:: Work required ::
Transcribe all the entries word for word, but omit the images.

(Items from a data source)
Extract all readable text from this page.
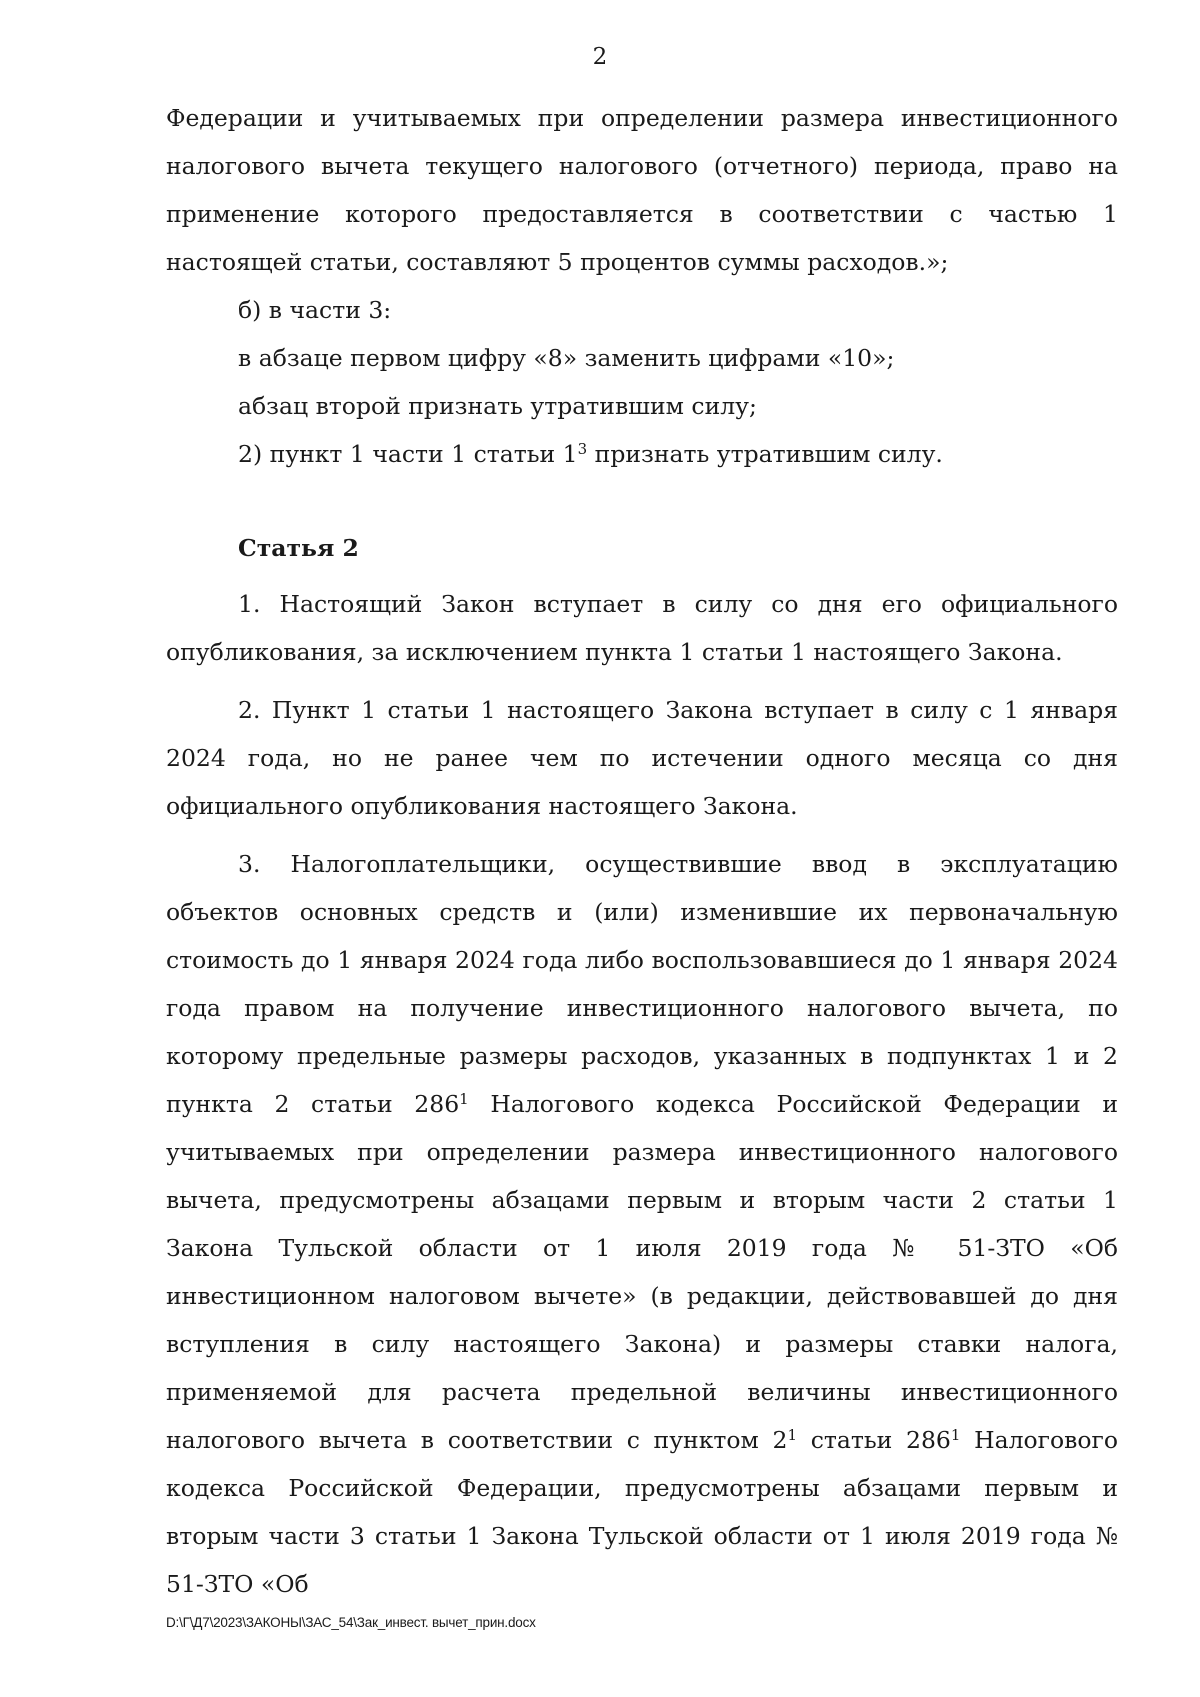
2

Федерации и учитываемых при определении размера инвестиционного налогового вычета текущего налогового (отчетного) периода, право на применение которого предоставляется в соответствии с частью 1 настоящей статьи, составляют 5 процентов суммы расходов.»;

б) в части 3:

в абзаце первом цифру «8» заменить цифрами «10»;

абзац второй признать утратившим силу;

2) пункт 1 части 1 статьи $1^3$ признать утратившим силу.

Статья 2

1. Настоящий Закон вступает в силу со дня его официального опубликования, за исключением пункта 1 статьи 1 настоящего Закона.

2. Пункт 1 статьи 1 настоящего Закона вступает в силу с 1 января 2024 года, но не ранее чем по истечении одного месяца со дня официального опубликования настоящего Закона.

3. Налогоплательщики, осуществившие ввод в эксплуатацию объектов основных средств и (или) изменившие их первоначальную стоимость до 1 января 2024 года либо воспользовавшиеся до 1 января 2024 года правом на получение инвестиционного налогового вычета, по которому предельные размеры расходов, указанных в подпунктах 1 и 2 пункта 2 статьи $286^1$ Налогового кодекса Российской Федерации и учитываемых при определении размера инвестиционного налогового вычета, предусмотрены абзацами первым и вторым части 2 статьи 1 Закона Тульской области от 1 июля 2019 года № 51-ЗТО «Об инвестиционном налоговом вычете» (в редакции, действовавшей до дня вступления в силу настоящего Закона) и размеры ставки налога, применяемой для расчета предельной величины инвестиционного налогового вычета в соответствии с пунктом $2^1$ статьи $286^1$ Налогового кодекса Российской Федерации, предусмотрены абзацами первым и вторым части 3 статьи 1 Закона Тульской области от 1 июля 2019 года № 51-ЗТО «Об

D:\Г\Д7\2023\ЗАКОНЫ\ЗАС_54\Зак_инвест. вычет_прин.docx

:: Expected output ::
Extract all readable text from this page.
2

Федерации и учитываемых при определении размера инвестиционного налогового вычета текущего налогового (отчетного) периода, право на применение которого предоставляется в соответствии с частью 1 настоящей статьи, составляют 5 процентов суммы расходов.»;

б) в части 3:

в абзаце первом цифру «8» заменить цифрами «10»;

абзац второй признать утратившим силу;

2) пункт 1 части 1 статьи $1^3$ признать утратившим силу.

Статья 2

1. Настоящий Закон вступает в силу со дня его официального опубликования, за исключением пункта 1 статьи 1 настоящего Закона.

2. Пункт 1 статьи 1 настоящего Закона вступает в силу с 1 января 2024 года, но не ранее чем по истечении одного месяца со дня официального опубликования настоящего Закона.

3. Налогоплательщики, осуществившие ввод в эксплуатацию объектов основных средств и (или) изменившие их первоначальную стоимость до 1 января 2024 года либо воспользовавшиеся до 1 января 2024 года правом на получение инвестиционного налогового вычета, по которому предельные размеры расходов, указанных в подпунктах 1 и 2 пункта 2 статьи $286^1$ Налогового кодекса Российской Федерации и учитываемых при определении размера инвестиционного налогового вычета, предусмотрены абзацами первым и вторым части 2 статьи 1 Закона Тульской области от 1 июля 2019 года № 51-ЗТО «Об инвестиционном налоговом вычете» (в редакции, действовавшей до дня вступления в силу настоящего Закона) и размеры ставки налога, применяемой для расчета предельной величины инвестиционного налогового вычета в соответствии с пунктом $2^1$ статьи $286^1$ Налогового кодекса Российской Федерации, предусмотрены абзацами первым и вторым части 3 статьи 1 Закона Тульской области от 1 июля 2019 года № 51-ЗТО «Об

D:\Г\Д7\2023\ЗАКОНЫ\ЗАС_54\Зак_инвест. вычет_прин.docx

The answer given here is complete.